┌──

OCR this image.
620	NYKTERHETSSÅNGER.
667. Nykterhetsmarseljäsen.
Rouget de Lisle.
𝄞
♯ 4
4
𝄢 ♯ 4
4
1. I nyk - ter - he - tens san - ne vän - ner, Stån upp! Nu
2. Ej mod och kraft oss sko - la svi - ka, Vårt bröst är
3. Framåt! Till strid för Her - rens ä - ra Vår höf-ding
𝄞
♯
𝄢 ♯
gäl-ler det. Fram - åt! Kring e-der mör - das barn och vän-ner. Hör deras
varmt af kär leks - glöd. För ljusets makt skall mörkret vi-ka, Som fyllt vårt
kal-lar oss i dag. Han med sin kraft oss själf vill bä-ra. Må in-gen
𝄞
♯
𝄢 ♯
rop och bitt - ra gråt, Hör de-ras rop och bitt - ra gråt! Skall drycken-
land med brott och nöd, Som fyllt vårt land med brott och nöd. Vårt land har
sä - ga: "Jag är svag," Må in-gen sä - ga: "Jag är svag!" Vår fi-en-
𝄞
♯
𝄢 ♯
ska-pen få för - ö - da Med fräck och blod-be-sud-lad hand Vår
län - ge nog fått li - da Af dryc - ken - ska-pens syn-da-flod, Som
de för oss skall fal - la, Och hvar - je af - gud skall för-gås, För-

└──

TO DO: Each line above must be printed exactly as it appears.

TASK OUTPUT:
OCR this image.
620	NYKTERHETSSÅNGER.
667. Nykterhetsmarseljäsen.
Rouget de Lisle.
𝄞
♯ 4
4
𝄢 ♯ 4
4
1. I nyk - ter - he - tens san - ne vän - ner, Stån upp! Nu
2. Ej mod och kraft oss sko - la svi - ka, Vårt bröst är
3. Framåt! Till strid för Her - rens ä - ra Vår höf-ding
𝄞
♯
𝄢 ♯
gäl-ler det. Fram - åt! Kring e-der mör - das barn och vän-ner. Hör deras
varmt af kär leks - glöd. För ljusets makt skall mörkret vi-ka, Som fyllt vårt
kal-lar oss i dag. Han med sin kraft oss själf vill bä-ra. Må in-gen
𝄞
♯
𝄢 ♯
rop och bitt - ra gråt, Hör de-ras rop och bitt - ra gråt! Skall drycken-
land med brott och nöd, Som fyllt vårt land med brott och nöd. Vårt land har
sä - ga: "Jag är svag," Må in-gen sä - ga: "Jag är svag!" Vår fi-en-
𝄞
♯
𝄢 ♯
ska-pen få för - ö - da Med fräck och blod-be-sud-lad hand Vår
län - ge nog fått li - da Af dryc - ken - ska-pens syn-da-flod, Som
de för oss skall fal - la, Och hvar - je af - gud skall för-gås, För-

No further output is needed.